* **What this exercise asks**:
1) In the Subversion access thread, what device serves as the company's main gateway?
2) From the Subversion access thread, reproduce the text between "Give them an" and "let alone Git)...", inclusive.
3) Turn the paragraph of the Subversion access thread that begins "Our Marketing department wants" into a short bulleted list that keeps its main facts.

Our Marketing department wants to start hiring an outside company to assist in the development and maintenance of our marketing website. The website right now is on FreeBSD (using apache), but with plans within the next couple of months to migrate everything to CentOS. How it's set up right now is we have an internal Subversion server housing all of the code, developers check code in and out, code is then pushed to an external staging server to make sure everything looks good, and then pushed to our live server.
Like I mentioned, they're going to be hiring an outsourced company to work with them on the code. My task is to be able to work with the code, but at the same time keep them out of network.
Here are some ideas I've had:
Give them VPN access through our SonicWall (our main gateway) and only allow them access on port 443 to the Subversion server and block off everything else (I'm not even sure if the Sonicwall will do this or if it will only allow me to grant access on a subnet level.)
Set up a subversion server in a DMZ and only allow inbound traffic from their corporate IP address. This would effectively block access into our network, but still allow people inside and outside to access subversion.
Give them an account on the staging server and just let them work from there (laziest, least liked solution...)
Option 2 is the one I'm leaning towards the most. Does anyone have any input on these solutions or have a completely different solution that would work better? Our end goal is to allow them to work on the code without compromising our network.
Assuming that moving to a decent decentralised revision control system like Git isn't an option (and where "outsourced developers" are involved, I wouldn't be confident that they won't make a balls-up of SVN, let alone Git)...
If the SonicWall can do it, punching a hole in the firewall to give them access to SVN internally is an option, but I don't like it. Whilst SVN doesn't have a glorious history of security holes, it only takes one for you to be popped by some untrustworthy idiot at the outsourced company (or anyone who has access to the outsourced company's network... "how good is the security of the systems at the other end of the VPN" is a question not nearly enough people ask).
I'd be putting the SVN server in a mutually untrusted location and locking it down tight as a drum. I certainly wouldn't be giving them access to staging, that's just a recipe for unmaintainable nightmare scenarios (the chances of you being able to do a clean deploy are epsilon) and potential security problems that'll haunt your dreams forever.

* **Given data**:
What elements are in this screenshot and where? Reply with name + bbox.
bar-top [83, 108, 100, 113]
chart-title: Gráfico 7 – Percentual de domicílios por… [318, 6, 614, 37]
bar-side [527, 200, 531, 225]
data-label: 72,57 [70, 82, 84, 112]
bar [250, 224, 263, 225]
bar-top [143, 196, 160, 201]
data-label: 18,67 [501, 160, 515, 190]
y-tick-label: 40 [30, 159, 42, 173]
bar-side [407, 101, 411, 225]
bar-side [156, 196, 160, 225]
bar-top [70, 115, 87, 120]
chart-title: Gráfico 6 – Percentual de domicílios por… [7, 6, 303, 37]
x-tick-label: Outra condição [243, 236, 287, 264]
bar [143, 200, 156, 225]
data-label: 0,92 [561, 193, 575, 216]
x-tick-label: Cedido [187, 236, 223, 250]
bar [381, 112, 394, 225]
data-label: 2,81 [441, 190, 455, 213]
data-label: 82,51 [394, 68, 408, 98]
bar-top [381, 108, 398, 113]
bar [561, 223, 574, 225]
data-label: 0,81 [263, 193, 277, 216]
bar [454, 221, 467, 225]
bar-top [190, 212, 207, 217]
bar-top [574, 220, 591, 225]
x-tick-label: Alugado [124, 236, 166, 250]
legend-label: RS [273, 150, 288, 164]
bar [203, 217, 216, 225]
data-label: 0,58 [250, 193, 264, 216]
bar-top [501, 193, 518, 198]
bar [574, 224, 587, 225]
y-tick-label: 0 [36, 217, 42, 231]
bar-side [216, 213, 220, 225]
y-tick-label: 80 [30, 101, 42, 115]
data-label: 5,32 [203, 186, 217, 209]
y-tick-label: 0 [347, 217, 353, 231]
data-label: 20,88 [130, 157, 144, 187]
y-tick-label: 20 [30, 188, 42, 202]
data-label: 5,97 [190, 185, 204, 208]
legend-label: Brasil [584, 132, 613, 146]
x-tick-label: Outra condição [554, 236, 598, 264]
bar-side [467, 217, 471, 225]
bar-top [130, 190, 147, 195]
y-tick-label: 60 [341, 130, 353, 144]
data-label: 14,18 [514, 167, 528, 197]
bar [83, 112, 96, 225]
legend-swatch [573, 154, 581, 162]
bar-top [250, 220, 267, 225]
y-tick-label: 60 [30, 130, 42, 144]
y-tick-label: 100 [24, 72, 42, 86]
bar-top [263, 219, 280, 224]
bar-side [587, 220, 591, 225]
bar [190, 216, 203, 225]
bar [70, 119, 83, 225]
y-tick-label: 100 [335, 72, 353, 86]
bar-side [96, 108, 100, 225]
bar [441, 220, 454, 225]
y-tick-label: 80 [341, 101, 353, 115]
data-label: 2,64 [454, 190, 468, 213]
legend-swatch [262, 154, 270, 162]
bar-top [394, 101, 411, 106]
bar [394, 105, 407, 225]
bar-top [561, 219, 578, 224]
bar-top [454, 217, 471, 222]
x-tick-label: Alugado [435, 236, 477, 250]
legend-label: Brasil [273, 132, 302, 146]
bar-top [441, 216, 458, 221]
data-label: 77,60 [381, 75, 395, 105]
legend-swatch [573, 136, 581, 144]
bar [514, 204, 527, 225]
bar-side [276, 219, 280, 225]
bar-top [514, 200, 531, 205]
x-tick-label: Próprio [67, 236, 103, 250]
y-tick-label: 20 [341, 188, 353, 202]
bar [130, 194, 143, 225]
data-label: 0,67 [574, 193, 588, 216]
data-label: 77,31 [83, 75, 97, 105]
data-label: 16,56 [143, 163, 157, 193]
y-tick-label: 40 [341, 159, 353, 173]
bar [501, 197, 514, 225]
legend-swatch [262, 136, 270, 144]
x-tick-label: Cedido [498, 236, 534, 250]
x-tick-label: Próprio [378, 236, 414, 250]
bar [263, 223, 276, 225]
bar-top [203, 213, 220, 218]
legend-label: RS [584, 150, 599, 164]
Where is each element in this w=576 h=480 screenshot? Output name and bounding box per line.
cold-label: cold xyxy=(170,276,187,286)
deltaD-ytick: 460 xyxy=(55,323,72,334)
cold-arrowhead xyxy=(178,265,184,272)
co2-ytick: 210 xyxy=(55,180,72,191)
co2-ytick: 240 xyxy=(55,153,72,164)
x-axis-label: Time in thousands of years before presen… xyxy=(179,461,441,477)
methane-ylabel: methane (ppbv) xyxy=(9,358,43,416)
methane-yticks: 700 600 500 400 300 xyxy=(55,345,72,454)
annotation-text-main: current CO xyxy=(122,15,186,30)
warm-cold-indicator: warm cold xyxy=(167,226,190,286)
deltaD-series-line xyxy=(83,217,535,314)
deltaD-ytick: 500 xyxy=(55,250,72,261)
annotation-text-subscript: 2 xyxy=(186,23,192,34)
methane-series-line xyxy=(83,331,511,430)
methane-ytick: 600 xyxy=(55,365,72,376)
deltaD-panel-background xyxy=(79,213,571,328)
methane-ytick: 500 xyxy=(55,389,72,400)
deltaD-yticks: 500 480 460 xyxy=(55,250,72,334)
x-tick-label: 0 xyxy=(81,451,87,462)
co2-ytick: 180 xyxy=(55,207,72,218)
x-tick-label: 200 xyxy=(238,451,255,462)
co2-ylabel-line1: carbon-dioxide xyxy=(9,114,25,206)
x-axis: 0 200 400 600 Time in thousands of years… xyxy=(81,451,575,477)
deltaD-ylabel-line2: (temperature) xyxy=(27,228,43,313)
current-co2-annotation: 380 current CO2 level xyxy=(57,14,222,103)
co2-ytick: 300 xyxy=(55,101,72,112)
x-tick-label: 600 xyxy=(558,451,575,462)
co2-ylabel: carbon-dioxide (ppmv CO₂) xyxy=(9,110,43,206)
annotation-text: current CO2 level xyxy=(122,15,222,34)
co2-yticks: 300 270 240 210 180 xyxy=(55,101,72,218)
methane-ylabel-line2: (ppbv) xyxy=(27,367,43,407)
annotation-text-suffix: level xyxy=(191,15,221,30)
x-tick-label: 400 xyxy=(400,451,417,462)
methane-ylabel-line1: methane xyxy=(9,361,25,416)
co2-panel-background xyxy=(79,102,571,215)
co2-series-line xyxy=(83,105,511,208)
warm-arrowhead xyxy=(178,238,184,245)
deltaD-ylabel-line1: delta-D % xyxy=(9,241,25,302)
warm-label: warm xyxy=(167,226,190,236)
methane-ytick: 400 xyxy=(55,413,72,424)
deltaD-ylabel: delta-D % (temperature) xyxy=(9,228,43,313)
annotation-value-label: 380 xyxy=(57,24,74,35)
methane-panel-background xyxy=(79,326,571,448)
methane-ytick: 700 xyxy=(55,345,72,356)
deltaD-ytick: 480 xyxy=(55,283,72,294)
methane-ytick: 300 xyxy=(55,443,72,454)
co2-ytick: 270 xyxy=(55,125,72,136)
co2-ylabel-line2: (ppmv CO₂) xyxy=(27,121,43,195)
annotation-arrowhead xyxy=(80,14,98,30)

* **Answers per task**:
1) A SonicWall.

2)
Give them an account on the staging server and just let them work from there (laziest, least liked solution...)
Option 2 is the one I'm leaning towards the most. Does anyone have any input on these solutions or have a completely different solution that would work better? Our end goal is to allow them to work on the code without compromising our network.
Assuming that moving to a decent decentralised revision control system like Git isn't an option (and where "outsourced developers" are involved, I wouldn't be confident that they won't make a balls-up of SVN, let alone Git)...

3)
- The Marketing department plans to hire an outside company to help develop and maintain the marketing website.
- The site currently runs on FreeBSD with Apache, and everything is due to move to CentOS within the next couple of months.
- All code is kept on an internal Subversion server, where developers check it in and out.
- Code is pushed to an external staging server to confirm everything looks good, then to the live server.